» REQUIREMENT
Exactly reproduce the lines beginning with the line that includes "Output the text content of this document." and ending with the last line of the data.

» DATA ROWS
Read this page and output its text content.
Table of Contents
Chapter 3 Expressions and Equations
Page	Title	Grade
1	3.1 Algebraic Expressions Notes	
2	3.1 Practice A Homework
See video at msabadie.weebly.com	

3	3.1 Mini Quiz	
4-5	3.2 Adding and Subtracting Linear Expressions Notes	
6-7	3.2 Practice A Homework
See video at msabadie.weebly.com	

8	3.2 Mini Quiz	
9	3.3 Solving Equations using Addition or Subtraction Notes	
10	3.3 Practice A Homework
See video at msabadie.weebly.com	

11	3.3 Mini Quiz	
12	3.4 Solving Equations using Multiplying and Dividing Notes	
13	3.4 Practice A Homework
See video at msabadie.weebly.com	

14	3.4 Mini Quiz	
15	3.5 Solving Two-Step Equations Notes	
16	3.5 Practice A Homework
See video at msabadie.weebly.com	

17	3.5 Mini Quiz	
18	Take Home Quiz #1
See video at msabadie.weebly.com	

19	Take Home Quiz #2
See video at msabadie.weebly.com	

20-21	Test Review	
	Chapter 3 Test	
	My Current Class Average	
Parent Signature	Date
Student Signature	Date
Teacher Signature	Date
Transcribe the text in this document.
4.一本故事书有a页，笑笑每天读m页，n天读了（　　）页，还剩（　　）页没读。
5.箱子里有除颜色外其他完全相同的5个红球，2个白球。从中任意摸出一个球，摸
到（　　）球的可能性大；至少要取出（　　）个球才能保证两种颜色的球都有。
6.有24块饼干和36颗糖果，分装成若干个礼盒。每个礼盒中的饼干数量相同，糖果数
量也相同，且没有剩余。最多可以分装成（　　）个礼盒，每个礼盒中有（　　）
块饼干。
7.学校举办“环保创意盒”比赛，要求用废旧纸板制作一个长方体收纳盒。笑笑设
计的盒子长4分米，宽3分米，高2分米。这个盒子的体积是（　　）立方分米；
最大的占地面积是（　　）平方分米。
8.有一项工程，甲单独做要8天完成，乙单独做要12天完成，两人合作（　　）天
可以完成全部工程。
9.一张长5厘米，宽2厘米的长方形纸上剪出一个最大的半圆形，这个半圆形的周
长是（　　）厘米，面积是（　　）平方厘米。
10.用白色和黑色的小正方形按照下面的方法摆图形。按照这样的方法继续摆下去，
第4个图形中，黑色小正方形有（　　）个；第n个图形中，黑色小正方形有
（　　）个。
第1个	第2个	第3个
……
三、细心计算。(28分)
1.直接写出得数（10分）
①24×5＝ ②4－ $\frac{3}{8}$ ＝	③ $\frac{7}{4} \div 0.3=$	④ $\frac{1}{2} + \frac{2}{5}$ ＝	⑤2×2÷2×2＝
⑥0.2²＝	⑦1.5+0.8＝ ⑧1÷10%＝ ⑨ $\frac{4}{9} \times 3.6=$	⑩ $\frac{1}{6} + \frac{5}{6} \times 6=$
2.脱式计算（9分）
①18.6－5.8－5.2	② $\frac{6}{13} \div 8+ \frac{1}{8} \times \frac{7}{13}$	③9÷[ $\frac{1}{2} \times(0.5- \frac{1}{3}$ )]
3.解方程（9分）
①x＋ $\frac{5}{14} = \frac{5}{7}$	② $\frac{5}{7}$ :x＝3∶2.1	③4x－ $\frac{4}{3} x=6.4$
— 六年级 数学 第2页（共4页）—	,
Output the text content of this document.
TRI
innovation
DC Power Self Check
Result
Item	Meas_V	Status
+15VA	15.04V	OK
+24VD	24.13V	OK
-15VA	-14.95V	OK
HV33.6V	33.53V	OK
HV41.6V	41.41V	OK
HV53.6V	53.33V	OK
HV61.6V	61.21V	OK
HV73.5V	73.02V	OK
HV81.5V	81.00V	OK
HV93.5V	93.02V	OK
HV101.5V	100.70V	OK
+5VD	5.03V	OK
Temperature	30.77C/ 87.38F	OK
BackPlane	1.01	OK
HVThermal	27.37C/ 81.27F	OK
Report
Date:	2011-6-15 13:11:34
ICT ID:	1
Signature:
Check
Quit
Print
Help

» TASK ANSWER
Output the text content of this document.
TRI
innovation
DC Power Self Check
Result
Item	Meas_V	Status
+15VA	15.04V	OK
+24VD	24.13V	OK
-15VA	-14.95V	OK
HV33.6V	33.53V	OK
HV41.6V	41.41V	OK
HV53.6V	53.33V	OK
HV61.6V	61.21V	OK
HV73.5V	73.02V	OK
HV81.5V	81.00V	OK
HV93.5V	93.02V	OK
HV101.5V	100.70V	OK
+5VD	5.03V	OK
Temperature	30.77C/ 87.38F	OK
BackPlane	1.01	OK
HVThermal	27.37C/ 81.27F	OK
Report
Date:	2011-6-15 13:11:34
ICT ID:	1
Signature:
Check
Quit
Print
Help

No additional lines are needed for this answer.